- Objective
Render the records from the line with "Patent image size: (383, 348)." up to and including the line with "The longitudinal axis LA is at (245, 150)." as a two-column CSV headed input and output. Give one row per record, with its text and its answer each in a single quoted field and line breaks replaced by spaces.

- Data excerpts
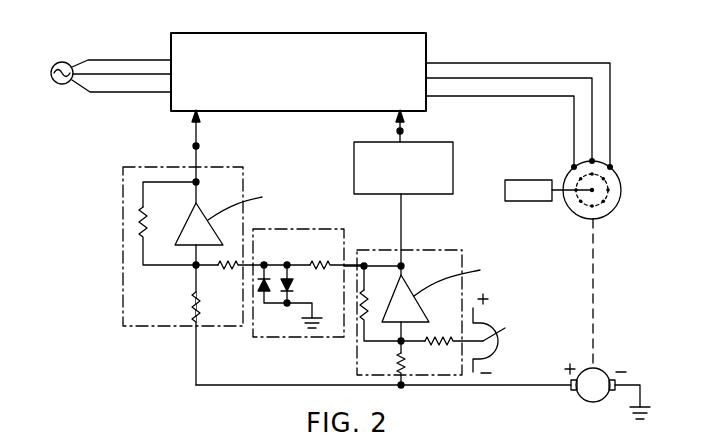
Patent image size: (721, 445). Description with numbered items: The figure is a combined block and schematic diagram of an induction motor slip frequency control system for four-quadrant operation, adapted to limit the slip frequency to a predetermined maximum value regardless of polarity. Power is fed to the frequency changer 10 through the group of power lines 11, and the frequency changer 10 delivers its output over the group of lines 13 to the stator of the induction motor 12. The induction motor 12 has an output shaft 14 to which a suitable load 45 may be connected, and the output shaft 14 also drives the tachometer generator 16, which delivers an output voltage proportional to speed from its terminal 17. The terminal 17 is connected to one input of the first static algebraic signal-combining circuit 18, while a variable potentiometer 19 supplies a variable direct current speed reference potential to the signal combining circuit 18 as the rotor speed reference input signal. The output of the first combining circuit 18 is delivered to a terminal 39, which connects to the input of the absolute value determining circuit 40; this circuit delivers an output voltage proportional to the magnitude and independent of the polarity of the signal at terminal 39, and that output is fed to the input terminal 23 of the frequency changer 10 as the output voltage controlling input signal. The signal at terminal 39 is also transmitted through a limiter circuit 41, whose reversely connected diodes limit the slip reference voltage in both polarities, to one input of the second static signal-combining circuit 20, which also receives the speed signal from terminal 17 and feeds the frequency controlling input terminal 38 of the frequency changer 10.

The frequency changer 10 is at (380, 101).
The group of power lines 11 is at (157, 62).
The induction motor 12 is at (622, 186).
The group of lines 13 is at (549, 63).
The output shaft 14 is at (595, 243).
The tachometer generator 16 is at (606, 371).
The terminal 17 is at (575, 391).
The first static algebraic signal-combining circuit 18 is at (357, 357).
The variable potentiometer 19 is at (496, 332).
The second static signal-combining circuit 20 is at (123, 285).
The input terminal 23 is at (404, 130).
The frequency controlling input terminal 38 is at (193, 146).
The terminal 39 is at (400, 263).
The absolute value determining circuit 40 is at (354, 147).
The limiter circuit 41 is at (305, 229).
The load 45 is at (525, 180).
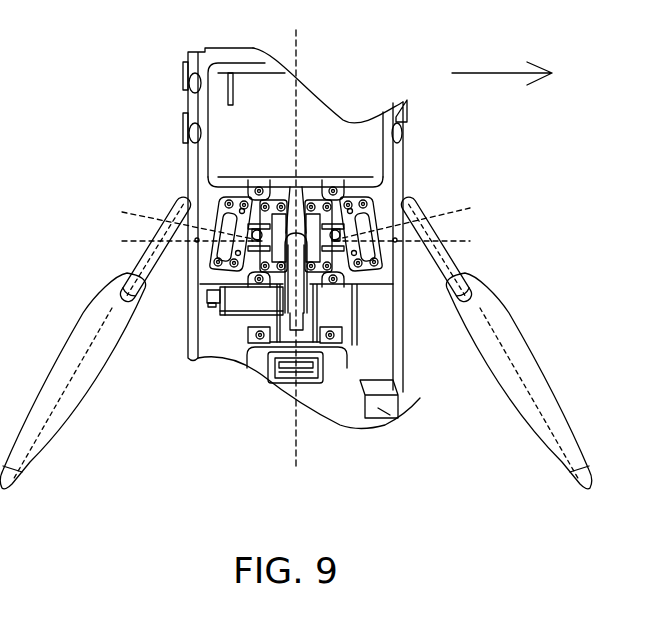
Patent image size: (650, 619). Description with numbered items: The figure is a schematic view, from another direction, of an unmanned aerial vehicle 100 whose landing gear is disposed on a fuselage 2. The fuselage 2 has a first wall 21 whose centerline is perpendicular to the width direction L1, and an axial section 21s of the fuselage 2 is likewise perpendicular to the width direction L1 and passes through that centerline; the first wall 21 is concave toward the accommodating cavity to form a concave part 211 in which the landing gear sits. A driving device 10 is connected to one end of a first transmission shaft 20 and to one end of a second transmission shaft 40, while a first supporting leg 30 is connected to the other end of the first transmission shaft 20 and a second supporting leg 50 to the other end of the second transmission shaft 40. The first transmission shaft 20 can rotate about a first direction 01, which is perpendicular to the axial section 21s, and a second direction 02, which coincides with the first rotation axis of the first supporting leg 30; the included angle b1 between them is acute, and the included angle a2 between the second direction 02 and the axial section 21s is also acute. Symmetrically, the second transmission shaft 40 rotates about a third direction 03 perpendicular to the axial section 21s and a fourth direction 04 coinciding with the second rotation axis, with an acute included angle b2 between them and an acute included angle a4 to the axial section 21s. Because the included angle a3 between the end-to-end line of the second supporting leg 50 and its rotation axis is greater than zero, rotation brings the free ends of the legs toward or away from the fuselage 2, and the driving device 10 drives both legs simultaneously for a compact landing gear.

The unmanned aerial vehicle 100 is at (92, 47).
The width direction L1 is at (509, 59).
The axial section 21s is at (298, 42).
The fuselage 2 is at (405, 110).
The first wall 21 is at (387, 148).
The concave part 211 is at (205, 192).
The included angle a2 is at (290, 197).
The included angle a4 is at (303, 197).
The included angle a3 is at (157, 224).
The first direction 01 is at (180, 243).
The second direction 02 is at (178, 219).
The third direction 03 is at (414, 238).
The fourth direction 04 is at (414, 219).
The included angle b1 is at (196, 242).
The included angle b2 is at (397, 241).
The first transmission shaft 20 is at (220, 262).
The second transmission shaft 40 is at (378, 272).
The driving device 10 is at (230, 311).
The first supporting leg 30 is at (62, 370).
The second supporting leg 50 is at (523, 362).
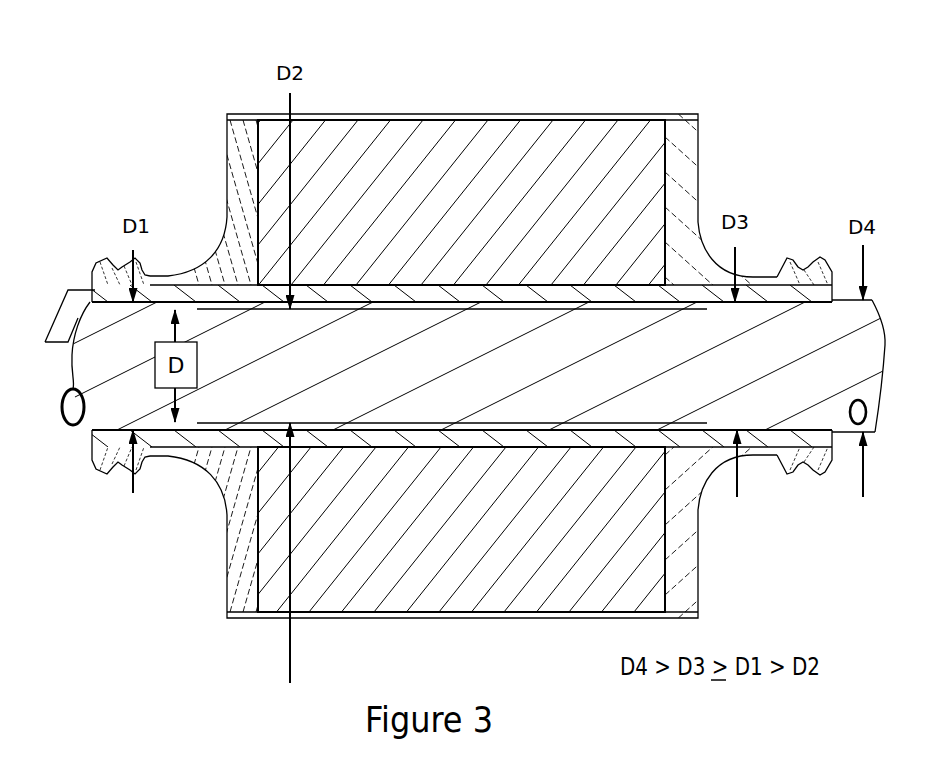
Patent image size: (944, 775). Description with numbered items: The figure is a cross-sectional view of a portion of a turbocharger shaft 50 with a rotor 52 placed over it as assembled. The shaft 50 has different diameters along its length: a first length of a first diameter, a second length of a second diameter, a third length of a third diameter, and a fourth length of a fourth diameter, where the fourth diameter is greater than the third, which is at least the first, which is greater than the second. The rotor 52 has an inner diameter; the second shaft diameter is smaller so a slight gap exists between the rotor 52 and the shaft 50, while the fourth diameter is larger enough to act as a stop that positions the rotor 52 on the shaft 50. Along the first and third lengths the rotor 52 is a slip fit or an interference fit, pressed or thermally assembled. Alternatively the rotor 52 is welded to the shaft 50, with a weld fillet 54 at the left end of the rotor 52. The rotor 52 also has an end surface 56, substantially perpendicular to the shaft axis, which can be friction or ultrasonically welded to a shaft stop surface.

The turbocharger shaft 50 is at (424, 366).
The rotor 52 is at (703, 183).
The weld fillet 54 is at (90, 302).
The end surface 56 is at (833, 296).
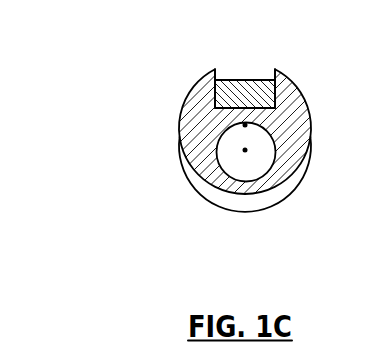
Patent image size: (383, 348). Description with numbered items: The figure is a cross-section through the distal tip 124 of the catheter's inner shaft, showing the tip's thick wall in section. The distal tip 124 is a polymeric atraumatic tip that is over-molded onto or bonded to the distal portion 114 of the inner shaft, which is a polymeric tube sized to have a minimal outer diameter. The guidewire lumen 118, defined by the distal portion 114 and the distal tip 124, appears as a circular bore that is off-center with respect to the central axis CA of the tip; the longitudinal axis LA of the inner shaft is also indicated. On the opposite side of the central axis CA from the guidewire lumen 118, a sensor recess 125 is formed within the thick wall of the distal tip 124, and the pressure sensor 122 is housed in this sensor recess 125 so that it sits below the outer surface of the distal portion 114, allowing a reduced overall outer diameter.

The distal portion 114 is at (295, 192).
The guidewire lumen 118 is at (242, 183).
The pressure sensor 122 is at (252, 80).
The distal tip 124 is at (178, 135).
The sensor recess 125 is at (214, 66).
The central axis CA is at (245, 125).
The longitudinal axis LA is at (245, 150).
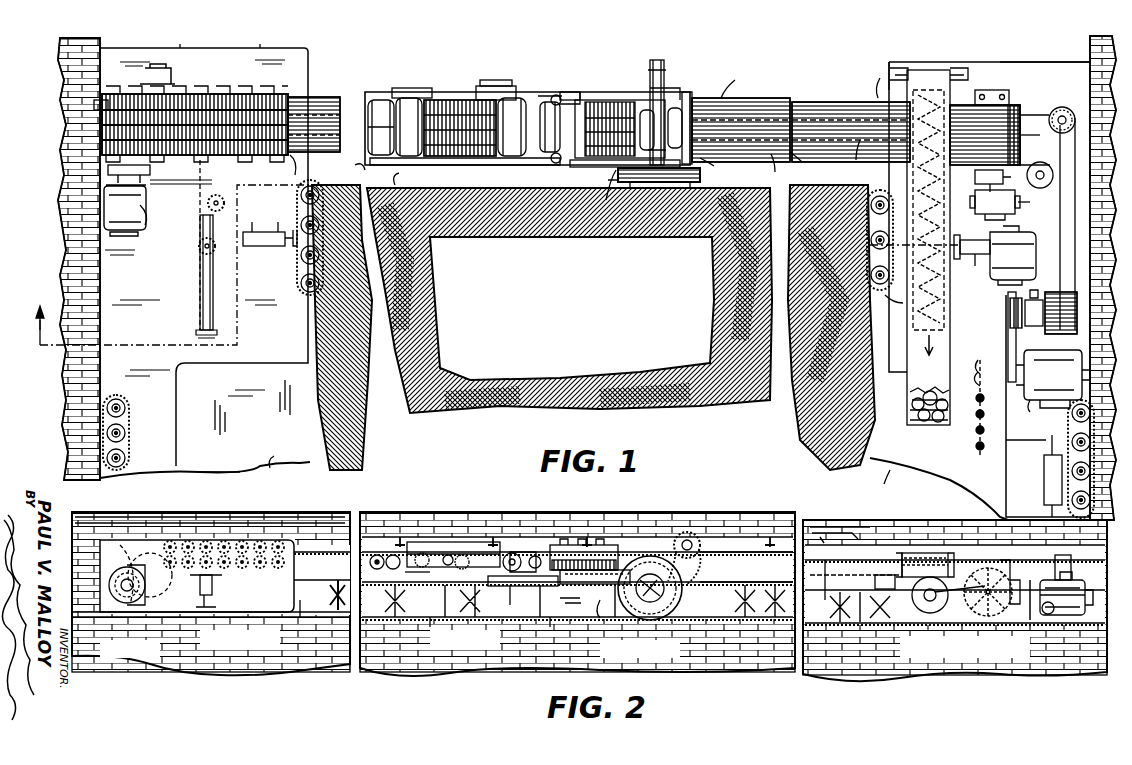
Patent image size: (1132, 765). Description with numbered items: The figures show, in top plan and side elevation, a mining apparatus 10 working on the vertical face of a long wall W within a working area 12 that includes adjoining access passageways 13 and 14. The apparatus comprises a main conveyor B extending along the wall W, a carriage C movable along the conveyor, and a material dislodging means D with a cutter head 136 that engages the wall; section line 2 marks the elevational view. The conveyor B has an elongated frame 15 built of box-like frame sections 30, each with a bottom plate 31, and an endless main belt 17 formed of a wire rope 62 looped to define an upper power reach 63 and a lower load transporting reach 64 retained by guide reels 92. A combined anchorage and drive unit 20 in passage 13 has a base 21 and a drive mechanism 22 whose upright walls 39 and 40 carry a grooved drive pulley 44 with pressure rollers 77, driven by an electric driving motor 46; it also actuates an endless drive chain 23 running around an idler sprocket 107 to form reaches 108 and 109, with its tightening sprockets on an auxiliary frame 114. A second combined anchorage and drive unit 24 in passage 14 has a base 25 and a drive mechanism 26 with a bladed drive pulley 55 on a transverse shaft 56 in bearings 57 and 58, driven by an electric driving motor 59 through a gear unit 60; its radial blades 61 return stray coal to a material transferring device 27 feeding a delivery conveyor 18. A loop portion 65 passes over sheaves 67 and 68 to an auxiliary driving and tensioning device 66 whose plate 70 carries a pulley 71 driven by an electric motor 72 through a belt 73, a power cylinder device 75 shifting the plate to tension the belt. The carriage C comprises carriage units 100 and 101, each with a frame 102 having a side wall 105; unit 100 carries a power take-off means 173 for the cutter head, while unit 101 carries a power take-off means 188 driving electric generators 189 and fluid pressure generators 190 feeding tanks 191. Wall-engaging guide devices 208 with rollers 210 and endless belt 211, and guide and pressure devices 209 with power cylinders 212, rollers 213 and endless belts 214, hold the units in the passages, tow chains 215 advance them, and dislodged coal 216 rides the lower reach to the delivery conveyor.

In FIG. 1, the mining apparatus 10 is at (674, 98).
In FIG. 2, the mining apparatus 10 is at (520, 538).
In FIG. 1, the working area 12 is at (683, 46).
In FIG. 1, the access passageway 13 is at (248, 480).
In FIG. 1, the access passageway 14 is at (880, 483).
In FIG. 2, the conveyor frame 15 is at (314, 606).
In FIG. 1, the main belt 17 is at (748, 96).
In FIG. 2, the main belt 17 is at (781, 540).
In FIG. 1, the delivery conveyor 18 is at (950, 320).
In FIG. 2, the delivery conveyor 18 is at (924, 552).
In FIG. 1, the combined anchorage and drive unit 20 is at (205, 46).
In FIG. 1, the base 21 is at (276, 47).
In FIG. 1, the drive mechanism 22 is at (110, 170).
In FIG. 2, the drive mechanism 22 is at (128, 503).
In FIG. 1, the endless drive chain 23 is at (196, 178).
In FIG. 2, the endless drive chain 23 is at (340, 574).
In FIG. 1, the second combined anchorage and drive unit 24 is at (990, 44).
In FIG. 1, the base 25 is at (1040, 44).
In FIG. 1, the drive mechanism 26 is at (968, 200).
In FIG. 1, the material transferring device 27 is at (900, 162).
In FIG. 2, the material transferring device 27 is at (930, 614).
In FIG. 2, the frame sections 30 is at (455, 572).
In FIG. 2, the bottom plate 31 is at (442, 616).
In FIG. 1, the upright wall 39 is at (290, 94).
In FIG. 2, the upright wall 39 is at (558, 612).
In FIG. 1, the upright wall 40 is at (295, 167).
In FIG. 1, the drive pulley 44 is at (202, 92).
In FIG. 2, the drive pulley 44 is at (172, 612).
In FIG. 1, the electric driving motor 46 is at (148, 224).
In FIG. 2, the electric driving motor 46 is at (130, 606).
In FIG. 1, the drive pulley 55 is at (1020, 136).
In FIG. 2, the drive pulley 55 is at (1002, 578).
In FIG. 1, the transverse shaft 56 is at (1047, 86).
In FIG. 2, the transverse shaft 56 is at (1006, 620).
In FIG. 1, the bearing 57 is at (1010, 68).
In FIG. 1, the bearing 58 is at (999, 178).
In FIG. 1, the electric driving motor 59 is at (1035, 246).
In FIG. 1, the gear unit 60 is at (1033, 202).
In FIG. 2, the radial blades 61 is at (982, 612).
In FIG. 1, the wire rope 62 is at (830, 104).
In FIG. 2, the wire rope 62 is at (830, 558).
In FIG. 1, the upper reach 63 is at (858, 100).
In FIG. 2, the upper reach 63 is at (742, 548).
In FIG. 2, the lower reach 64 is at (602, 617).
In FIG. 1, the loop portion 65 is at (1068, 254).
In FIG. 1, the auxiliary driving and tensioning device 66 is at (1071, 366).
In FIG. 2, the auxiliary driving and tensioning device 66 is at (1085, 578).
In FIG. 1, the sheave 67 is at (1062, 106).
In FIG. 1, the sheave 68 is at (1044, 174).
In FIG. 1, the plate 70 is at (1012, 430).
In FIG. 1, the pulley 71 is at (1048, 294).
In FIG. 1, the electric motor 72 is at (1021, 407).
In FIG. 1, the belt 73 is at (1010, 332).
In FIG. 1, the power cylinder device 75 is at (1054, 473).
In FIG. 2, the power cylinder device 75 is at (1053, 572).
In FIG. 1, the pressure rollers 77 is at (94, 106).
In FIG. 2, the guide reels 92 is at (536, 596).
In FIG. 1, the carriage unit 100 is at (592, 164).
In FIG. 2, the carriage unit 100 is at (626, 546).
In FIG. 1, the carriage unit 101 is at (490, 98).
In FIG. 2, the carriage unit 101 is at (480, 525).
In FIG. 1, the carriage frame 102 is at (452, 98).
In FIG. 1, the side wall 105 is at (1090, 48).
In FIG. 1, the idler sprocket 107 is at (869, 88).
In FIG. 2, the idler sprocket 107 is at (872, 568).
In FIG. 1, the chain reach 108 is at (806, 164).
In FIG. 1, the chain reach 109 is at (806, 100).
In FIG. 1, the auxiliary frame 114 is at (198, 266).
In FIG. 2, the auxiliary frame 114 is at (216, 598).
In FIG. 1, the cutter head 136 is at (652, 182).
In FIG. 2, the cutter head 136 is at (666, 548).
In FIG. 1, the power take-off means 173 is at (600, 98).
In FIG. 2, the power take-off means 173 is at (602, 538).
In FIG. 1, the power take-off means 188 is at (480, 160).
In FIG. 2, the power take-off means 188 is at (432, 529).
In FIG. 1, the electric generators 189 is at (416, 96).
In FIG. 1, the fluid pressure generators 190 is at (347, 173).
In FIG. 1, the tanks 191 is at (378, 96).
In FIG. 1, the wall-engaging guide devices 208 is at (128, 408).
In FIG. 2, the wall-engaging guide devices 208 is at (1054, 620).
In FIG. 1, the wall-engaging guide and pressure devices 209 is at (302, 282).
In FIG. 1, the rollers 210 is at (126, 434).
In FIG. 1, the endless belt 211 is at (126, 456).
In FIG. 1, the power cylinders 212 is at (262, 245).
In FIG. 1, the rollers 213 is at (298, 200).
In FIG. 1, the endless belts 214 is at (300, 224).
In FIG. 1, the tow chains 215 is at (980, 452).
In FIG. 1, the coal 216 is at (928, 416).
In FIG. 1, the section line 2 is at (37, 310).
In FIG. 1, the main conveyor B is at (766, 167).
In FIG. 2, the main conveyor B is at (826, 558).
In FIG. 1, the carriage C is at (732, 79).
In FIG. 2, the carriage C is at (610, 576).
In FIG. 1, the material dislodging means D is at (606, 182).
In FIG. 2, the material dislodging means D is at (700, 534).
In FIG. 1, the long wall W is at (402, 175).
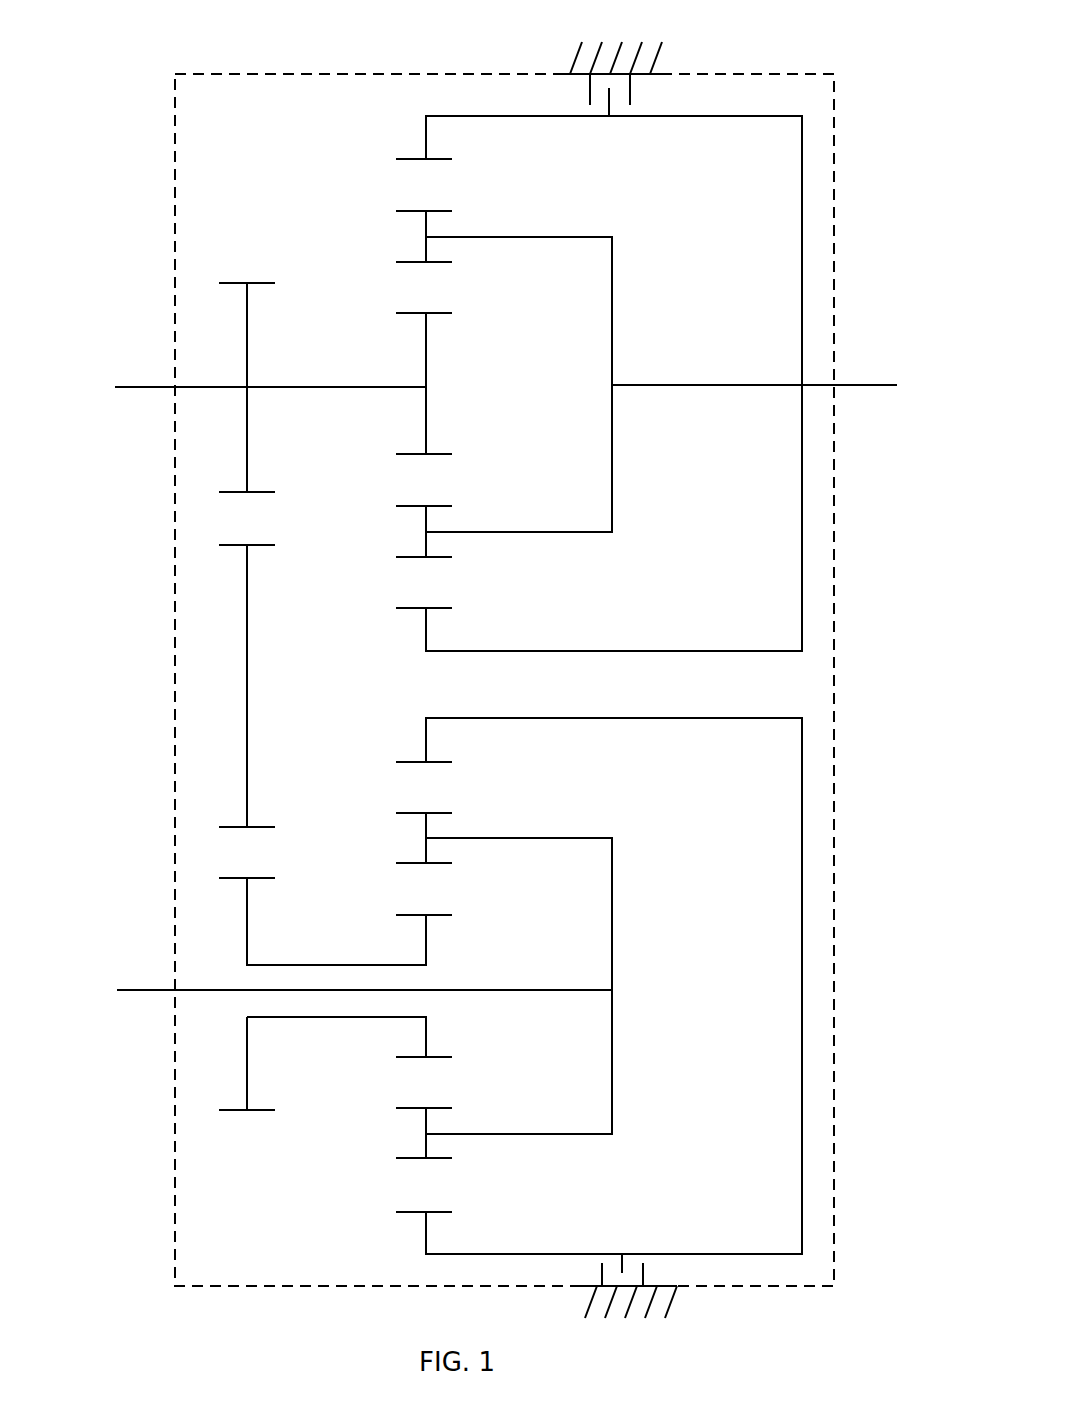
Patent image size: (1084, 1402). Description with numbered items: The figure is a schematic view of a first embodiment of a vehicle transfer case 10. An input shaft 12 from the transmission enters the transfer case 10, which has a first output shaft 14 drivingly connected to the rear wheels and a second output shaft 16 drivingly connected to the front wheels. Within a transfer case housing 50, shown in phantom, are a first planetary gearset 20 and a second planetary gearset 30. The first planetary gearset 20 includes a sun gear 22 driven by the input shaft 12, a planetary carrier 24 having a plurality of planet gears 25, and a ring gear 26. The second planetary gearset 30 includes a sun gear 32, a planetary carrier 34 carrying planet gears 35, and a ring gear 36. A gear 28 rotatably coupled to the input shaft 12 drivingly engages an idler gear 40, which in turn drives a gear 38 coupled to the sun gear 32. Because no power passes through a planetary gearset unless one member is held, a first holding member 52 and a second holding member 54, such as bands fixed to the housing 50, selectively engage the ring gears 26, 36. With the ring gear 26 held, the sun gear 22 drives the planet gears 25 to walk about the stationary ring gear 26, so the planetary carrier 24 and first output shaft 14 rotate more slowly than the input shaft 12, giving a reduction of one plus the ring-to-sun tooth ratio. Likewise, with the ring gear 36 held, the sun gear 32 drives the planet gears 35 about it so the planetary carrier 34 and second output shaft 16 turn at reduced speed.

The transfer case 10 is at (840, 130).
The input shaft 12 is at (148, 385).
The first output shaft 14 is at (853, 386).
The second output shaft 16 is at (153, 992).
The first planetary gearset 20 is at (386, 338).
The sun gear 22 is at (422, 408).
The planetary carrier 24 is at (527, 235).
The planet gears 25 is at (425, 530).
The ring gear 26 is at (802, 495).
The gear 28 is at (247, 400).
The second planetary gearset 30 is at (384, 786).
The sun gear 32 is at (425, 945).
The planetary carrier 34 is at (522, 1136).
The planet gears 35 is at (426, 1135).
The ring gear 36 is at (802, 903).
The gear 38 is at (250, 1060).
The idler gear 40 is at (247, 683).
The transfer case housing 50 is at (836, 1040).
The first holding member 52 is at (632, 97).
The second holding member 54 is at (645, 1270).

- Answer to this task
input,output
"Patent image size: (383, 348). Description with numbered items: The figure is a cross-section through the distal tip 124 of the catheter's inner shaft, showing the tip's thick wall in section. The distal tip 124 is a polymeric atraumatic tip that is over-molded onto or bonded to the distal portion 114 of the inner shaft, which is a polymeric tube sized to have a minimal outer diameter. The guidewire lumen 118, defined by the distal portion 114 and the distal tip 124, appears as a circular bore that is off-center with respect to the central axis CA of the tip; the longitudinal axis LA of the inner shaft is also indicated. On the opposite side of the central axis CA from the guidewire lumen 118, a sensor recess 125 is formed within the thick wall of the distal tip 124, and the pressure sensor 122 is housed in this sensor recess 125 so that it sits below the outer surface of the distal portion 114, allowing a reduced overall outer diameter.","The distal portion 114 is at (295, 192). The guidewire lumen 118 is at (242, 183). The pressure sensor 122 is at (252, 80). The distal tip 124 is at (178, 135). The sensor recess 125 is at (214, 66). The central axis CA is at (245, 125). The longitudinal axis LA is at (245, 150)."